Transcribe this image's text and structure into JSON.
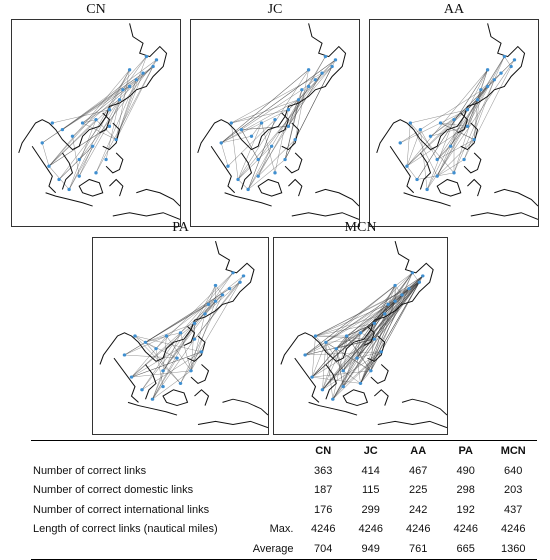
{
  "maps": [
    {
      "title": "CN"
    },
    {
      "title": "JC"
    },
    {
      "title": "AA"
    },
    {
      "title": "PA"
    },
    {
      "title": "MCN"
    }
  ],
  "table": {
    "columns": [
      "CN",
      "JC",
      "AA",
      "PA",
      "MCN"
    ],
    "rows": [
      {
        "label": "Number of correct links",
        "sublabel": "",
        "values": [
          "363",
          "414",
          "467",
          "490",
          "640"
        ]
      },
      {
        "label": "Number of correct domestic links",
        "sublabel": "",
        "values": [
          "187",
          "115",
          "225",
          "298",
          "203"
        ]
      },
      {
        "label": "Number of correct international links",
        "sublabel": "",
        "values": [
          "176",
          "299",
          "242",
          "192",
          "437"
        ]
      },
      {
        "label": "Length of correct links (nautical miles)",
        "sublabel": "Max.",
        "values": [
          "4246",
          "4246",
          "4246",
          "4246",
          "4246"
        ]
      },
      {
        "label": "",
        "sublabel": "Average",
        "values": [
          "704",
          "949",
          "761",
          "665",
          "1360"
        ]
      }
    ]
  },
  "colors": {
    "port": "#3f8fd0",
    "coast": "#111111",
    "link": "#3a3a3a"
  }
}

§

Print the entries above exactly, taking out only the pictures.

Transcribe this image's text and structure into JSON.
{
  "maps": [
    {
      "title": "CN"
    },
    {
      "title": "JC"
    },
    {
      "title": "AA"
    },
    {
      "title": "PA"
    },
    {
      "title": "MCN"
    }
  ],
  "table": {
    "columns": [
      "CN",
      "JC",
      "AA",
      "PA",
      "MCN"
    ],
    "rows": [
      {
        "label": "Number of correct links",
        "sublabel": "",
        "values": [
          "363",
          "414",
          "467",
          "490",
          "640"
        ]
      },
      {
        "label": "Number of correct domestic links",
        "sublabel": "",
        "values": [
          "187",
          "115",
          "225",
          "298",
          "203"
        ]
      },
      {
        "label": "Number of correct international links",
        "sublabel": "",
        "values": [
          "176",
          "299",
          "242",
          "192",
          "437"
        ]
      },
      {
        "label": "Length of correct links (nautical miles)",
        "sublabel": "Max.",
        "values": [
          "4246",
          "4246",
          "4246",
          "4246",
          "4246"
        ]
      },
      {
        "label": "",
        "sublabel": "Average",
        "values": [
          "704",
          "949",
          "761",
          "665",
          "1360"
        ]
      }
    ]
  },
  "colors": {
    "port": "#3f8fd0",
    "coast": "#111111",
    "link": "#3a3a3a"
  }
}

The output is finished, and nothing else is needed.